[Objective]
Reproduce every line of the material below, character for character, leaving nothing out.

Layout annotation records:

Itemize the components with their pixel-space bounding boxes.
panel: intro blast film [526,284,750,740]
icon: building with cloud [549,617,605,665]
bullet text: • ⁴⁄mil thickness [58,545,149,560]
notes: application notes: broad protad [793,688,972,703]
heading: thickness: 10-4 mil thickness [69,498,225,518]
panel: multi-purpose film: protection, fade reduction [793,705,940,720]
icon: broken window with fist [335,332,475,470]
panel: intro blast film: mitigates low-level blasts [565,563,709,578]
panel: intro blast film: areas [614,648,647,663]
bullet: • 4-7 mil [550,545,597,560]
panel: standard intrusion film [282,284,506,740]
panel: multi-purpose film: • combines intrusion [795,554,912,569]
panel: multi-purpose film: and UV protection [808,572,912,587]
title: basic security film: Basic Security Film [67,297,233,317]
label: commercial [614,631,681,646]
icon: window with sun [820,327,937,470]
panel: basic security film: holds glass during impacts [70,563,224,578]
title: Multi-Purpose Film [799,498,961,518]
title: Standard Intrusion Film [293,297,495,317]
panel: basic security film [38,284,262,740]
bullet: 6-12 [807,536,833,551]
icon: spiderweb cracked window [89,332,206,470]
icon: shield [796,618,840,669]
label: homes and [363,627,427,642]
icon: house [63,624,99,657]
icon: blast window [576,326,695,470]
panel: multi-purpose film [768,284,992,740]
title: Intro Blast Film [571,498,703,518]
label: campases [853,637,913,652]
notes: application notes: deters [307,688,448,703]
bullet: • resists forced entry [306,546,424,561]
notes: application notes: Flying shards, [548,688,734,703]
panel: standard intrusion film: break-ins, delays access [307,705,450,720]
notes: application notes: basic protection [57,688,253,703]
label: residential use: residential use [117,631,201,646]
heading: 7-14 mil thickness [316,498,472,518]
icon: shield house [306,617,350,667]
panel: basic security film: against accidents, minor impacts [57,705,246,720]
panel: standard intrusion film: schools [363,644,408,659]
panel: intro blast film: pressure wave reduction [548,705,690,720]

[Task answer]
Itemize the components with their pixel-space bounding boxes.
panel: intro blast film [526,284,750,740]
icon: building with cloud [549,617,605,665]
bullet text: • ⁴⁄mil thickness [58,545,149,560]
notes: application notes: broad protad [793,688,972,703]
heading: thickness: 10-4 mil thickness [69,498,225,518]
panel: multi-purpose film: protection, fade reduction [793,705,940,720]
icon: broken window with fist [335,332,475,470]
panel: intro blast film: mitigates low-level blasts [565,563,709,578]
panel: intro blast film: areas [614,648,647,663]
bullet: • 4-7 mil [550,545,597,560]
panel: standard intrusion film [282,284,506,740]
panel: multi-purpose film: • combines intrusion [795,554,912,569]
panel: multi-purpose film: and UV protection [808,572,912,587]
title: basic security film: Basic Security Film [67,297,233,317]
label: commercial [614,631,681,646]
icon: window with sun [820,327,937,470]
panel: basic security film: holds glass during impacts [70,563,224,578]
title: Multi-Purpose Film [799,498,961,518]
title: Standard Intrusion Film [293,297,495,317]
panel: basic security film [38,284,262,740]
bullet: 6-12 [807,536,833,551]
icon: spiderweb cracked window [89,332,206,470]
icon: shield [796,618,840,669]
label: homes and [363,627,427,642]
icon: house [63,624,99,657]
icon: blast window [576,326,695,470]
panel: multi-purpose film [768,284,992,740]
title: Intro Blast Film [571,498,703,518]
label: campases [853,637,913,652]
notes: application notes: deters [307,688,448,703]
bullet: • resists forced entry [306,546,424,561]
notes: application notes: Flying shards, [548,688,734,703]
panel: standard intrusion film: break-ins, delays access [307,705,450,720]
notes: application notes: basic protection [57,688,253,703]
label: residential use: residential use [117,631,201,646]
heading: 7-14 mil thickness [316,498,472,518]
icon: shield house [306,617,350,667]
panel: basic security film: against accidents, minor impacts [57,705,246,720]
panel: standard intrusion film: schools [363,644,408,659]
panel: intro blast film: pressure wave reduction [548,705,690,720]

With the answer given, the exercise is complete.